(Excerpts from a figure dataset)
* START *
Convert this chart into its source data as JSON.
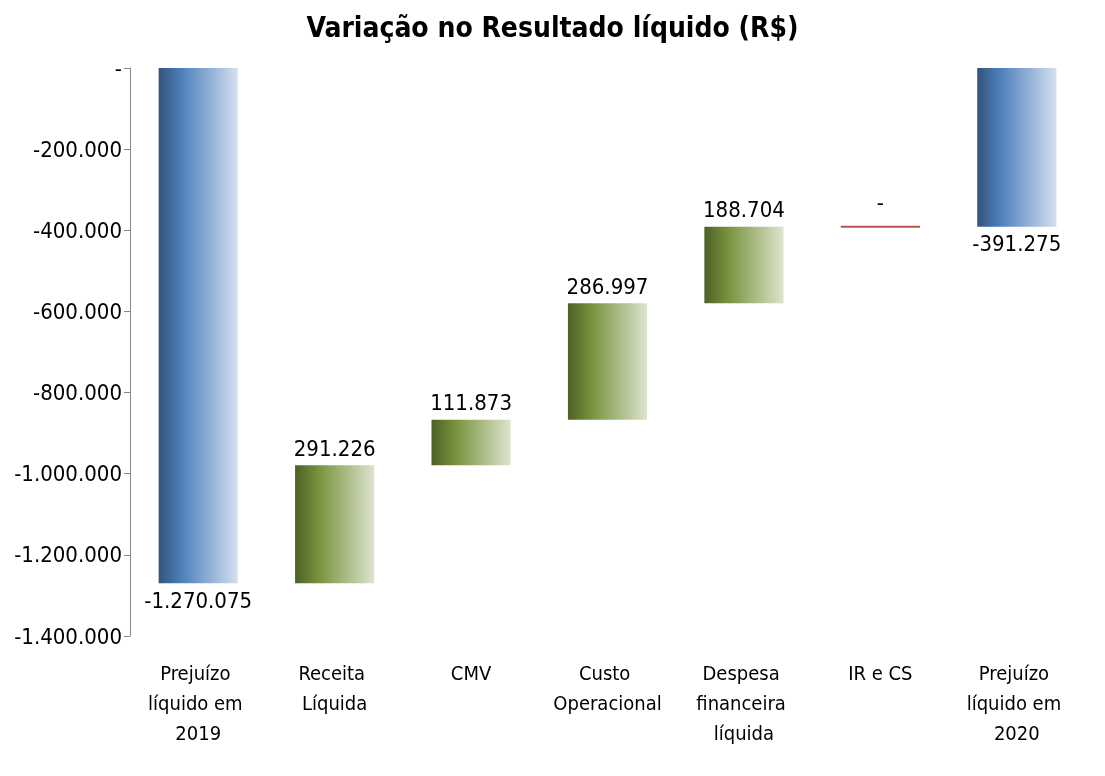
{
  "chart_data": {
    "type": "bar",
    "title": "Variação no Resultado líquido (R$)",
    "categories": [
      "Prejuízo líquido em 2019",
      "Receita Líquida",
      "CMV",
      "Custo Operacional",
      "Despesa financeira líquida",
      "IR e CS",
      "Prejuízo líquido em 2020"
    ],
    "values": [
      -1270075,
      291226,
      111873,
      286997,
      188704,
      0,
      -391275
    ],
    "base": [
      0,
      -1270075,
      -978849,
      -866976,
      -579979,
      -391275,
      0
    ],
    "colors": [
      "#4f81bd",
      "#77933c",
      "#77933c",
      "#77933c",
      "#77933c",
      "#c0504d",
      "#4f81bd"
    ],
    "value_labels": [
      "-1.270.075",
      "291.226",
      "111.873",
      "286.997",
      "188.704",
      "-",
      "-391.275"
    ],
    "ylim": [
      -1400000,
      0
    ],
    "yticks": [
      {
        "value": -1400000,
        "label": "-1.400.000"
      },
      {
        "value": -1200000,
        "label": "-1.200.000"
      },
      {
        "value": -1000000,
        "label": "-1.000.000"
      },
      {
        "value": -800000,
        "label": "-800.000"
      },
      {
        "value": -600000,
        "label": "-600.000"
      },
      {
        "value": -400000,
        "label": "-400.000"
      },
      {
        "value": -200000,
        "label": "-200.000"
      },
      {
        "value": 0,
        "label": "-"
      }
    ],
    "grid": false
  }
}
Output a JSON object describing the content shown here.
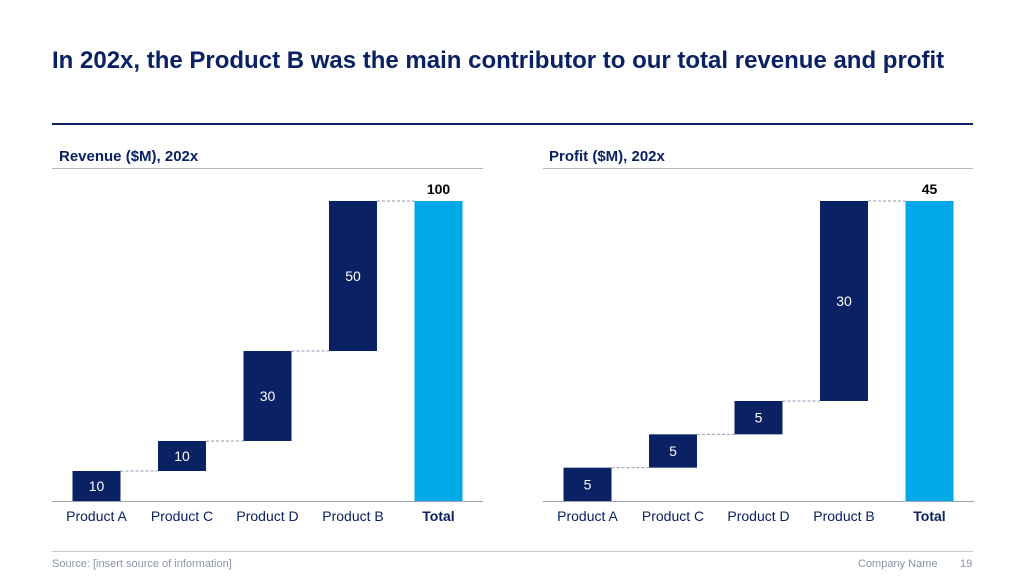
{
  "slide": {
    "title": "In 202x, the Product B was the main contributor to our total revenue and profit",
    "footer": {
      "source": "Source: [insert source of information]",
      "company": "Company Name",
      "page": "19"
    }
  },
  "colors": {
    "bar": "#0a2163",
    "total": "#00a8e8",
    "connector": "#8e9bb2"
  },
  "chart_data": [
    {
      "type": "waterfall",
      "title": "Revenue ($M), 202x",
      "categories": [
        "Product A",
        "Product C",
        "Product D",
        "Product B",
        "Total"
      ],
      "values": [
        10,
        10,
        30,
        50,
        100
      ],
      "labels": [
        "10",
        "10",
        "30",
        "50",
        "100"
      ],
      "ylim": [
        0,
        100
      ]
    },
    {
      "type": "waterfall",
      "title": "Profit ($M), 202x",
      "categories": [
        "Product A",
        "Product C",
        "Product D",
        "Product B",
        "Total"
      ],
      "values": [
        5,
        5,
        5,
        30,
        45
      ],
      "labels": [
        "5",
        "5",
        "5",
        "30",
        "45"
      ],
      "ylim": [
        0,
        45
      ]
    }
  ]
}
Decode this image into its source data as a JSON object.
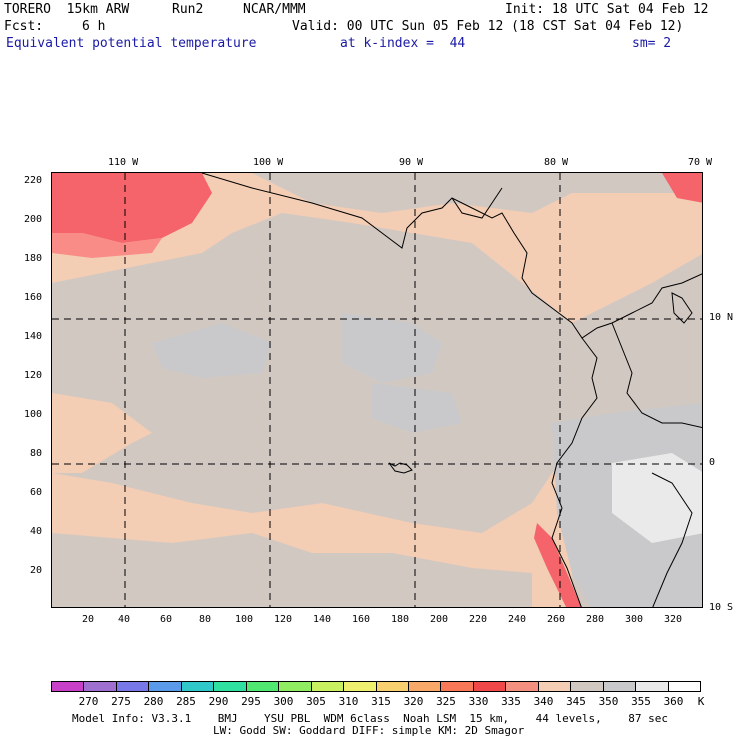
{
  "header": {
    "model": "TORERO  15km ARW",
    "run": "Run2",
    "org": "NCAR/MMM",
    "init": "Init: 18 UTC Sat 04 Feb 12",
    "fcst_label": "Fcst:",
    "fcst_value": "6 h",
    "valid": "Valid: 00 UTC Sun 05 Feb 12 (18 CST Sat 04 Feb 12)",
    "field": "Equivalent potential temperature",
    "level": "at k-index =  44",
    "smoothing": "sm= 2"
  },
  "map": {
    "top_longitudes": [
      "110 W",
      "100 W",
      "90 W",
      "80 W",
      "70 W"
    ],
    "right_latitudes": [
      "10 N",
      "0",
      "10 S"
    ],
    "y_ticks": [
      "220",
      "200",
      "180",
      "160",
      "140",
      "120",
      "100",
      "80",
      "60",
      "40",
      "20"
    ],
    "x_ticks": [
      "20",
      "40",
      "60",
      "80",
      "100",
      "120",
      "140",
      "160",
      "180",
      "200",
      "220",
      "240",
      "260",
      "280",
      "300",
      "320"
    ],
    "colors": {
      "ocean_base": "#d2c8c2",
      "warm_band": "#f3cdb4",
      "pale": "#c9c9cb",
      "light": "#eaeaea",
      "hot": "#f4646a",
      "hot2": "#fa8c87",
      "coast": "#000000",
      "grid": "#000000"
    }
  },
  "colorbar": {
    "labels": [
      "270",
      "275",
      "280",
      "285",
      "290",
      "295",
      "300",
      "305",
      "310",
      "315",
      "320",
      "325",
      "330",
      "335",
      "340",
      "345",
      "350",
      "355",
      "360"
    ],
    "unit": "K",
    "colors": [
      "#c840c8",
      "#a070d0",
      "#7878e8",
      "#5a9ae8",
      "#30c8c8",
      "#30e0a0",
      "#50e870",
      "#90ec60",
      "#c8f060",
      "#f0f070",
      "#f8d070",
      "#f8a868",
      "#f87858",
      "#f04848",
      "#f49080",
      "#f3cdb4",
      "#d2c8c2",
      "#c9c9cb",
      "#eaeaea",
      "#ffffff"
    ]
  },
  "footer": {
    "line1": "Model Info: V3.3.1    BMJ    YSU PBL  WDM 6class  Noah LSM  15 km,    44 levels,    87 sec",
    "line2": "LW: Godd SW: Goddard DIFF: simple KM: 2D Smagor"
  }
}
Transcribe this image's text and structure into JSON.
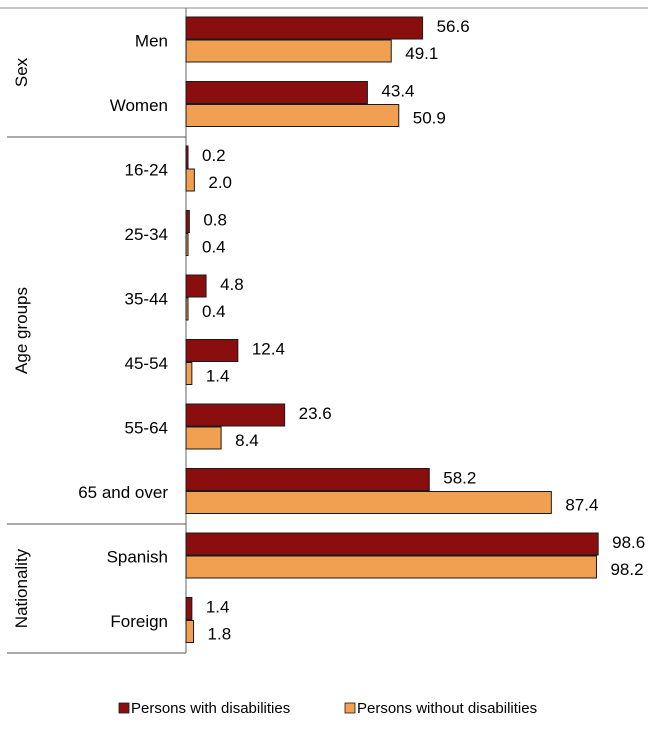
{
  "chart_data": {
    "type": "bar",
    "orientation": "horizontal",
    "title": "",
    "xlabel": "",
    "ylabel": "",
    "xlim": [
      0,
      100
    ],
    "grid": false,
    "legend_position": "bottom",
    "groups": [
      {
        "label": "Sex",
        "categories": [
          "Men",
          "Women"
        ]
      },
      {
        "label": "Age groups",
        "categories": [
          "16-24",
          "25-34",
          "35-44",
          "45-54",
          "55-64",
          "65 and over"
        ]
      },
      {
        "label": "Nationality",
        "categories": [
          "Spanish",
          "Foreign"
        ]
      }
    ],
    "categories": [
      "Men",
      "Women",
      "16-24",
      "25-34",
      "35-44",
      "45-54",
      "55-64",
      "65 and over",
      "Spanish",
      "Foreign"
    ],
    "series": [
      {
        "name": "Persons with disabilities",
        "color": "#8B0E0E",
        "values": [
          56.6,
          43.4,
          0.2,
          0.8,
          4.8,
          12.4,
          23.6,
          58.2,
          98.6,
          1.4
        ],
        "labels": [
          "56.6",
          "43.4",
          "0.2",
          "0.8",
          "4.8",
          "12.4",
          "23.6",
          "58.2",
          "98.6",
          "1.4"
        ]
      },
      {
        "name": "Persons without disabilities",
        "color": "#F0A050",
        "values": [
          49.1,
          50.9,
          2.0,
          0.4,
          0.4,
          1.4,
          8.4,
          87.4,
          98.2,
          1.8
        ],
        "labels": [
          "49.1",
          "50.9",
          "2.0",
          "0.4",
          "0.4",
          "1.4",
          "8.4",
          "87.4",
          "98.2",
          "1.8"
        ]
      }
    ]
  }
}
* END *
## Problem requirements
Leave out the pictures and return every record word for word.

## Response
Convert this chart into its source data as JSON.
{
  "chart_data": {
    "type": "bar",
    "title": "Variação no Resultado líquido (R$)",
    "categories": [
      "Prejuízo líquido em 2019",
      "Receita Líquida",
      "CMV",
      "Custo Operacional",
      "Despesa financeira líquida",
      "IR e CS",
      "Prejuízo líquido em 2020"
    ],
    "values": [
      -1270075,
      291226,
      111873,
      286997,
      188704,
      0,
      -391275
    ],
    "base": [
      0,
      -1270075,
      -978849,
      -866976,
      -579979,
      -391275,
      0
    ],
    "colors": [
      "#4f81bd",
      "#77933c",
      "#77933c",
      "#77933c",
      "#77933c",
      "#c0504d",
      "#4f81bd"
    ],
    "value_labels": [
      "-1.270.075",
      "291.226",
      "111.873",
      "286.997",
      "188.704",
      "-",
      "-391.275"
    ],
    "ylim": [
      -1400000,
      0
    ],
    "yticks": [
      {
        "value": -1400000,
        "label": "-1.400.000"
      },
      {
        "value": -1200000,
        "label": "-1.200.000"
      },
      {
        "value": -1000000,
        "label": "-1.000.000"
      },
      {
        "value": -800000,
        "label": "-800.000"
      },
      {
        "value": -600000,
        "label": "-600.000"
      },
      {
        "value": -400000,
        "label": "-400.000"
      },
      {
        "value": -200000,
        "label": "-200.000"
      },
      {
        "value": 0,
        "label": "-"
      }
    ],
    "grid": false
  }
}
Output a JSON object describing the content shown here.
{
  "slide": {
    "title": "In 202x, the Product B was the main contributor to our total revenue and profit",
    "footer": {
      "source": "Source: [insert source of information]",
      "company": "Company Name",
      "page": "19"
    }
  },
  "colors": {
    "bar": "#0a2163",
    "total": "#00a8e8",
    "connector": "#8e9bb2"
  },
  "chart_data": [
    {
      "type": "waterfall",
      "title": "Revenue ($M), 202x",
      "categories": [
        "Product A",
        "Product C",
        "Product D",
        "Product B",
        "Total"
      ],
      "values": [
        10,
        10,
        30,
        50,
        100
      ],
      "labels": [
        "10",
        "10",
        "30",
        "50",
        "100"
      ],
      "ylim": [
        0,
        100
      ]
    },
    {
      "type": "waterfall",
      "title": "Profit ($M), 202x",
      "categories": [
        "Product A",
        "Product C",
        "Product D",
        "Product B",
        "Total"
      ],
      "values": [
        5,
        5,
        5,
        30,
        45
      ],
      "labels": [
        "5",
        "5",
        "5",
        "30",
        "45"
      ],
      "ylim": [
        0,
        45
      ]
    }
  ]
}
Decode this image into its source data as a JSON object.
{
  "header": {
    "model": "TORERO  15km ARW",
    "run": "Run2",
    "org": "NCAR/MMM",
    "init": "Init: 18 UTC Sat 04 Feb 12",
    "fcst_label": "Fcst:",
    "fcst_value": "6 h",
    "valid": "Valid: 00 UTC Sun 05 Feb 12 (18 CST Sat 04 Feb 12)",
    "field": "Equivalent potential temperature",
    "level": "at k-index =  44",
    "smoothing": "sm= 2"
  },
  "map": {
    "top_longitudes": [
      "110 W",
      "100 W",
      "90 W",
      "80 W",
      "70 W"
    ],
    "right_latitudes": [
      "10 N",
      "0",
      "10 S"
    ],
    "y_ticks": [
      "220",
      "200",
      "180",
      "160",
      "140",
      "120",
      "100",
      "80",
      "60",
      "40",
      "20"
    ],
    "x_ticks": [
      "20",
      "40",
      "60",
      "80",
      "100",
      "120",
      "140",
      "160",
      "180",
      "200",
      "220",
      "240",
      "260",
      "280",
      "300",
      "320"
    ],
    "colors": {
      "ocean_base": "#d2c8c2",
      "warm_band": "#f3cdb4",
      "pale": "#c9c9cb",
      "light": "#eaeaea",
      "hot": "#f4646a",
      "hot2": "#fa8c87",
      "coast": "#000000",
      "grid": "#000000"
    }
  },
  "colorbar": {
    "labels": [
      "270",
      "275",
      "280",
      "285",
      "290",
      "295",
      "300",
      "305",
      "310",
      "315",
      "320",
      "325",
      "330",
      "335",
      "340",
      "345",
      "350",
      "355",
      "360"
    ],
    "unit": "K",
    "colors": [
      "#c840c8",
      "#a070d0",
      "#7878e8",
      "#5a9ae8",
      "#30c8c8",
      "#30e0a0",
      "#50e870",
      "#90ec60",
      "#c8f060",
      "#f0f070",
      "#f8d070",
      "#f8a868",
      "#f87858",
      "#f04848",
      "#f49080",
      "#f3cdb4",
      "#d2c8c2",
      "#c9c9cb",
      "#eaeaea",
      "#ffffff"
    ]
  },
  "footer": {
    "line1": "Model Info: V3.3.1    BMJ    YSU PBL  WDM 6class  Noah LSM  15 km,    44 levels,    87 sec",
    "line2": "LW: Godd SW: Goddard DIFF: simple KM: 2D Smagor"
  }
}
Transcribe this image's text and structure into JSON.
{
  "chart_data": {
    "type": "bar",
    "orientation": "horizontal",
    "title": "",
    "xlabel": "",
    "ylabel": "",
    "xlim": [
      0,
      100
    ],
    "grid": false,
    "legend_position": "bottom",
    "groups": [
      {
        "label": "Sex",
        "categories": [
          "Men",
          "Women"
        ]
      },
      {
        "label": "Age groups",
        "categories": [
          "16-24",
          "25-34",
          "35-44",
          "45-54",
          "55-64",
          "65 and over"
        ]
      },
      {
        "label": "Nationality",
        "categories": [
          "Spanish",
          "Foreign"
        ]
      }
    ],
    "categories": [
      "Men",
      "Women",
      "16-24",
      "25-34",
      "35-44",
      "45-54",
      "55-64",
      "65 and over",
      "Spanish",
      "Foreign"
    ],
    "series": [
      {
        "name": "Persons with disabilities",
        "color": "#8B0E0E",
        "values": [
          56.6,
          43.4,
          0.2,
          0.8,
          4.8,
          12.4,
          23.6,
          58.2,
          98.6,
          1.4
        ],
        "labels": [
          "56.6",
          "43.4",
          "0.2",
          "0.8",
          "4.8",
          "12.4",
          "23.6",
          "58.2",
          "98.6",
          "1.4"
        ]
      },
      {
        "name": "Persons without disabilities",
        "color": "#F0A050",
        "values": [
          49.1,
          50.9,
          2.0,
          0.4,
          0.4,
          1.4,
          8.4,
          87.4,
          98.2,
          1.8
        ],
        "labels": [
          "49.1",
          "50.9",
          "2.0",
          "0.4",
          "0.4",
          "1.4",
          "8.4",
          "87.4",
          "98.2",
          "1.8"
        ]
      }
    ]
  }
}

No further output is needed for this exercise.